#### Stated problem
Collect all lines containing the word "указанных" from the data.

---------- Recorded information

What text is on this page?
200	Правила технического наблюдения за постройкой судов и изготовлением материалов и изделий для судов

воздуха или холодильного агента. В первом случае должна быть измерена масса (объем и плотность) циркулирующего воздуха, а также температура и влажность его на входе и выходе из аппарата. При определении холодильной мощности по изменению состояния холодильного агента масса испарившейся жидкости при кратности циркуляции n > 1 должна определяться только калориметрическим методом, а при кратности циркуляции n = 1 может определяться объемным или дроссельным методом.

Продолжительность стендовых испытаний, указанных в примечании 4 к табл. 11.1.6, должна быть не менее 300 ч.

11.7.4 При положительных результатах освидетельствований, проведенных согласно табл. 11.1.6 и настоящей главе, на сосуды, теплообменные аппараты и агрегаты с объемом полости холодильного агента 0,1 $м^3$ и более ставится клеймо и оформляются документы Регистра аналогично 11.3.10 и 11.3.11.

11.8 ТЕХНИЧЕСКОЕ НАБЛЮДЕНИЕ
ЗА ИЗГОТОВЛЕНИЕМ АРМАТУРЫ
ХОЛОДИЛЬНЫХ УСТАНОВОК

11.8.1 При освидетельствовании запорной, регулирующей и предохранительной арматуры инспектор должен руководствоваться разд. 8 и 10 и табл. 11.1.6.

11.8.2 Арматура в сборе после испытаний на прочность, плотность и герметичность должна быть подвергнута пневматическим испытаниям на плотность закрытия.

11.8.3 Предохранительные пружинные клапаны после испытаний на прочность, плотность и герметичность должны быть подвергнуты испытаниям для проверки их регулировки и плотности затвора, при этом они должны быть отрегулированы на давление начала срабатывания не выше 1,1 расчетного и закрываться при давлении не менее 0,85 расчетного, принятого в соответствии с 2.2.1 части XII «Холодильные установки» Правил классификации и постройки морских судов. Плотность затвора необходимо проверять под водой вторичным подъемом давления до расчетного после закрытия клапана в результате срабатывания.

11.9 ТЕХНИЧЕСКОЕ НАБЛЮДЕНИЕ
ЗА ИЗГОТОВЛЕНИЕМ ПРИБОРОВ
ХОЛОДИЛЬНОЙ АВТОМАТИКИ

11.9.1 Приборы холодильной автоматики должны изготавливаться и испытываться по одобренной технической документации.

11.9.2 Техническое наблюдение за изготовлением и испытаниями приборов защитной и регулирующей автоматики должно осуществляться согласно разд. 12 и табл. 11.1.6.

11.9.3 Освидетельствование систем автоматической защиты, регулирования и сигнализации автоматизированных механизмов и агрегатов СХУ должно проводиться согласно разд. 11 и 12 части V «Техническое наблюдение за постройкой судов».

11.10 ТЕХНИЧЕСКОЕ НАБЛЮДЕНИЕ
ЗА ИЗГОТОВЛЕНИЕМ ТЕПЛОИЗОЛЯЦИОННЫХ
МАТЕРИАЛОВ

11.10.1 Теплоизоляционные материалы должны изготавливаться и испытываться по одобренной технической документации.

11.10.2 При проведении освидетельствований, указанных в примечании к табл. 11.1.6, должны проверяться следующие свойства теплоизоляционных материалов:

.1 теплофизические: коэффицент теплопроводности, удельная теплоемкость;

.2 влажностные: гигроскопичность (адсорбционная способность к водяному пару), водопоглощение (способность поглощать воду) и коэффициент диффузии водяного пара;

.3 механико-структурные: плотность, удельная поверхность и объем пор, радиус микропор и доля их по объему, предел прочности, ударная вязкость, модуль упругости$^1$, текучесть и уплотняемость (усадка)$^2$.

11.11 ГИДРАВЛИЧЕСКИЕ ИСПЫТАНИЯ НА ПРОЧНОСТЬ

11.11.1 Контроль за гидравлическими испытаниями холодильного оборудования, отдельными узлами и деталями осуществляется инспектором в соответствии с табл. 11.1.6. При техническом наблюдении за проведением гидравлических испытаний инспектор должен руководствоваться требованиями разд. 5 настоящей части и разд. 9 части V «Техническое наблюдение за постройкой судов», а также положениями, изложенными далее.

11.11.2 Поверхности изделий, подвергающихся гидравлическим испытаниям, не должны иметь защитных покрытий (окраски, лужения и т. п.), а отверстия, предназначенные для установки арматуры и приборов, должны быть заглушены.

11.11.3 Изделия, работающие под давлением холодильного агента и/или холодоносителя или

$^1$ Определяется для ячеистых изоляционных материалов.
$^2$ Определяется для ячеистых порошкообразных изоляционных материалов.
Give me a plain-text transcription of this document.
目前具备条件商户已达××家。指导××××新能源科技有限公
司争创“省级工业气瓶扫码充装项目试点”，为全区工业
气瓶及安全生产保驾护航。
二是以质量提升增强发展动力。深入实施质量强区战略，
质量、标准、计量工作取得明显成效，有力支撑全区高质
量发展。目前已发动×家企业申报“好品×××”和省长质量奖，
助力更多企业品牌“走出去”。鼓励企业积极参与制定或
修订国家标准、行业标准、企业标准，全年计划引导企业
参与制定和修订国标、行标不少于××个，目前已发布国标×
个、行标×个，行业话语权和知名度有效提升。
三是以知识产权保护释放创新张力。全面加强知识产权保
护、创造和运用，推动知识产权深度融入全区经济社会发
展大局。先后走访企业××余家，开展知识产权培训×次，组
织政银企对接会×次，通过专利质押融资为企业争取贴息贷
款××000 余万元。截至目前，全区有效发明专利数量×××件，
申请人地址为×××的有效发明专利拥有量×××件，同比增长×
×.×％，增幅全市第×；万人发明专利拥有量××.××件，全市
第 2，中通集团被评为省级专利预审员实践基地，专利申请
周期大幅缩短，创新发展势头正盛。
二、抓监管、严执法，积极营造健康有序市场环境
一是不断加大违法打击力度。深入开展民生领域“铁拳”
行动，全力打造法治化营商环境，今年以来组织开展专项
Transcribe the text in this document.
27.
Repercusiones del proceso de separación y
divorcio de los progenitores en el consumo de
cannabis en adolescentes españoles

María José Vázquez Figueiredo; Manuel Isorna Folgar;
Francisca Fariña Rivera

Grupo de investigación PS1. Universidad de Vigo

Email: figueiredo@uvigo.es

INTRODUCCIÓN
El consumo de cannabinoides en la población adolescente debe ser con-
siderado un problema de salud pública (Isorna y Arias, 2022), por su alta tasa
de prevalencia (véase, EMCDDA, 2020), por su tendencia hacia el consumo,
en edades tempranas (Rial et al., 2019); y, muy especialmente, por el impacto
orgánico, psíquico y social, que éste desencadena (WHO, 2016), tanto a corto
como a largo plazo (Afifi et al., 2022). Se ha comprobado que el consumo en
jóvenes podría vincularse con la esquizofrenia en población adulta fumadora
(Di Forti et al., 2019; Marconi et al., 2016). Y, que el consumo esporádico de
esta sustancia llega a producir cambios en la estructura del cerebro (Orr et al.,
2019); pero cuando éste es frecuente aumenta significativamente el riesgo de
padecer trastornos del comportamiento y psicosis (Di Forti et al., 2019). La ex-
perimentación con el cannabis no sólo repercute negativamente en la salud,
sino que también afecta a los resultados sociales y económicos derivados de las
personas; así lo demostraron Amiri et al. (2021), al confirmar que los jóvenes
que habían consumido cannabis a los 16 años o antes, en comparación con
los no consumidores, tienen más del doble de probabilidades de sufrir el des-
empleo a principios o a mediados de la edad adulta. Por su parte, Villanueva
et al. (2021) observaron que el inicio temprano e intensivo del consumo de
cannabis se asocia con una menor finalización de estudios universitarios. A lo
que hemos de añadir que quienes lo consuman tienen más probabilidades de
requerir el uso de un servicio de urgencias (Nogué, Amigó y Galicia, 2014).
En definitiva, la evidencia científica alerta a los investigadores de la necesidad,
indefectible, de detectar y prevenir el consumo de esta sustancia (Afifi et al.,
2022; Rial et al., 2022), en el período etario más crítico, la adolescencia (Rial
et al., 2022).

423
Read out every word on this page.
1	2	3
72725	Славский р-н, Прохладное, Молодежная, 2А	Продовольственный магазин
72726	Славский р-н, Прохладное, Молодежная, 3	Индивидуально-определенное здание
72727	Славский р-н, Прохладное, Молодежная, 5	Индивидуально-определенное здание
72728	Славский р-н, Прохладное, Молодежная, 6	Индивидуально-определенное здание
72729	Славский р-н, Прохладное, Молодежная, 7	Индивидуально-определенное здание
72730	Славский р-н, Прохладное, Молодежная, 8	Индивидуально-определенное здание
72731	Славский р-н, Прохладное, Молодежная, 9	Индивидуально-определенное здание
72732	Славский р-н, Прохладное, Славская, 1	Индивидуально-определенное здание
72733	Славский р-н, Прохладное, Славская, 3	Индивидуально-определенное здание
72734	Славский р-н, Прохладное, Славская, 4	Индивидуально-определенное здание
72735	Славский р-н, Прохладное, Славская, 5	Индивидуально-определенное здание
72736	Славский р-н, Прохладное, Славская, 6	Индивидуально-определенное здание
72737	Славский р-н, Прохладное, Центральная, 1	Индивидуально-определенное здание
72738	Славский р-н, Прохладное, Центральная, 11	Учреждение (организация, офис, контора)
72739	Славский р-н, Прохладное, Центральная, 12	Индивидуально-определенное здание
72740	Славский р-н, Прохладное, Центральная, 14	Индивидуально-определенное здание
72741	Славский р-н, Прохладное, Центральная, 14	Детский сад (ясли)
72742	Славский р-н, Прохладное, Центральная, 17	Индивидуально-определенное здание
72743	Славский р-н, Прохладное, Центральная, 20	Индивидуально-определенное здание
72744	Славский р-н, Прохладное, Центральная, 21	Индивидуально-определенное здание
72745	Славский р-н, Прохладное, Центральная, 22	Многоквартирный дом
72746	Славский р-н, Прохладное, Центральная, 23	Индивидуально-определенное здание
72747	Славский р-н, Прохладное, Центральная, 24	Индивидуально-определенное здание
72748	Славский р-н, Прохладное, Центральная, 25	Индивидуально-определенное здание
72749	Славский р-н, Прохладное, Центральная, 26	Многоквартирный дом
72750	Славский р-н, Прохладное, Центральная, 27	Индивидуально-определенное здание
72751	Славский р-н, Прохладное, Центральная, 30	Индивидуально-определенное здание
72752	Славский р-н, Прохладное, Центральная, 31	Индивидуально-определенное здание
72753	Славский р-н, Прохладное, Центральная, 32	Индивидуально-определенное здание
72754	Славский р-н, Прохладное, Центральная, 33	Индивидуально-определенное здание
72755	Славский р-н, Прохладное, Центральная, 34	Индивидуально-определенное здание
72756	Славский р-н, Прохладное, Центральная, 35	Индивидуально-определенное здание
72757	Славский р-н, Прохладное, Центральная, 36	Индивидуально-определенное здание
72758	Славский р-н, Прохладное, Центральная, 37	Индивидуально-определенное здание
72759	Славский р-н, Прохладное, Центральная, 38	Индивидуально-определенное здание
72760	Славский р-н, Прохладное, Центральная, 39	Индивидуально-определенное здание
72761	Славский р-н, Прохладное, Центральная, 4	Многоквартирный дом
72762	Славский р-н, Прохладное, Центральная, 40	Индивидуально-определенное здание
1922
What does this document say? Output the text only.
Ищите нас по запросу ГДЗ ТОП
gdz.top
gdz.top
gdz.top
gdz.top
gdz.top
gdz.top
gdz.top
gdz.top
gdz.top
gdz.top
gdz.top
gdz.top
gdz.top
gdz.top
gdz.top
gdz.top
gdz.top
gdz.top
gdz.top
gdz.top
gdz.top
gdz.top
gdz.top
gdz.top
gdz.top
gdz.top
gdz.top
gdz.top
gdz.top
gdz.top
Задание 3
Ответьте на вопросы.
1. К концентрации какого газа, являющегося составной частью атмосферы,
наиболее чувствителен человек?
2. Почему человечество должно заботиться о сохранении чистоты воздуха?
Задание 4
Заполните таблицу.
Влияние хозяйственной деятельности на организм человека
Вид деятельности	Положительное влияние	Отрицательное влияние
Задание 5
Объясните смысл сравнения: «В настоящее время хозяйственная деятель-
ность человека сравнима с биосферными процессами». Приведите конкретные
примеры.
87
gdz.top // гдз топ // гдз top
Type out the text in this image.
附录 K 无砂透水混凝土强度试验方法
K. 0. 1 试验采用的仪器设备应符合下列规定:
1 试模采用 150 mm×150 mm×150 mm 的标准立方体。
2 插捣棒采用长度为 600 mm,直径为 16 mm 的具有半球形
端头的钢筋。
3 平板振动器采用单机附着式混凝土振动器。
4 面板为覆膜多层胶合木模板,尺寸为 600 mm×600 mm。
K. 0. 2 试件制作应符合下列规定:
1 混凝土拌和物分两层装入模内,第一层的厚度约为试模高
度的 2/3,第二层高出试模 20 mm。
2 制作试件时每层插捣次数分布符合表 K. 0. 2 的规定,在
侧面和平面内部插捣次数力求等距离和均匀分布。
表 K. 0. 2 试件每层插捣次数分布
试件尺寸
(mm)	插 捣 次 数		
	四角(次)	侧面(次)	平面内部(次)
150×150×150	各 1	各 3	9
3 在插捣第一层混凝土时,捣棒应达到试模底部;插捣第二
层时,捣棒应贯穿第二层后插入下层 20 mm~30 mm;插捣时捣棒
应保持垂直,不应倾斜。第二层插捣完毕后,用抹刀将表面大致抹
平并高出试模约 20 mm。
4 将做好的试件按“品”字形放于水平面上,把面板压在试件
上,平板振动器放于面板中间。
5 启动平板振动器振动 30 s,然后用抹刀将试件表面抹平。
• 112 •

--------------------

#### Response below
Продолжительность стендовых испытаний, указанных в примечании 4 к табл. 11.1.6, должна быть не менее 300 ч.
11.10.2 При проведении освидетельствований, указанных в примечании к табл. 11.1.6, должны проверяться следующие свойства теплоизоляционных материалов:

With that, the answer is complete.